▶ Extracted data
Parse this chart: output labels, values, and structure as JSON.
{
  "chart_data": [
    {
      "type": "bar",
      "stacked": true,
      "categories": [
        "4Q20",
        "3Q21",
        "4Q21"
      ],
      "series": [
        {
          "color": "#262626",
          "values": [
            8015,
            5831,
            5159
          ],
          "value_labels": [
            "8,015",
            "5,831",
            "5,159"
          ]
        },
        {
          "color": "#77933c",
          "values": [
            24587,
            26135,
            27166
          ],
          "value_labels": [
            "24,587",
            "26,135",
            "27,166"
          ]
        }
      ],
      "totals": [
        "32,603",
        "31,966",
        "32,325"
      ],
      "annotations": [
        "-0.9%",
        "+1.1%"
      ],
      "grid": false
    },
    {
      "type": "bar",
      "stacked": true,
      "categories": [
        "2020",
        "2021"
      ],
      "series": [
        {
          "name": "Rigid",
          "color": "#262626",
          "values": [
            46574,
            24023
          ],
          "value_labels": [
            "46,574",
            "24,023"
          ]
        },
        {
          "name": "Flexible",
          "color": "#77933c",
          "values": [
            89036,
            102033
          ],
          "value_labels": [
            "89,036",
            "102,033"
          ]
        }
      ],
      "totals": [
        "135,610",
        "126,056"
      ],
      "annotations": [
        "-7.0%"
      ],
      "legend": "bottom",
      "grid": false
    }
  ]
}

▶ What to do
Retype all the records, matching them exactly.

▶ Written reply
Parse this chart: output labels, values, and structure as JSON.
{
  "chart_data": [
    {
      "type": "bar",
      "stacked": true,
      "categories": [
        "4Q20",
        "3Q21",
        "4Q21"
      ],
      "series": [
        {
          "color": "#262626",
          "values": [
            8015,
            5831,
            5159
          ],
          "value_labels": [
            "8,015",
            "5,831",
            "5,159"
          ]
        },
        {
          "color": "#77933c",
          "values": [
            24587,
            26135,
            27166
          ],
          "value_labels": [
            "24,587",
            "26,135",
            "27,166"
          ]
        }
      ],
      "totals": [
        "32,603",
        "31,966",
        "32,325"
      ],
      "annotations": [
        "-0.9%",
        "+1.1%"
      ],
      "grid": false
    },
    {
      "type": "bar",
      "stacked": true,
      "categories": [
        "2020",
        "2021"
      ],
      "series": [
        {
          "name": "Rigid",
          "color": "#262626",
          "values": [
            46574,
            24023
          ],
          "value_labels": [
            "46,574",
            "24,023"
          ]
        },
        {
          "name": "Flexible",
          "color": "#77933c",
          "values": [
            89036,
            102033
          ],
          "value_labels": [
            "89,036",
            "102,033"
          ]
        }
      ],
      "totals": [
        "135,610",
        "126,056"
      ],
      "annotations": [
        "-7.0%"
      ],
      "legend": "bottom",
      "grid": false
    }
  ]
}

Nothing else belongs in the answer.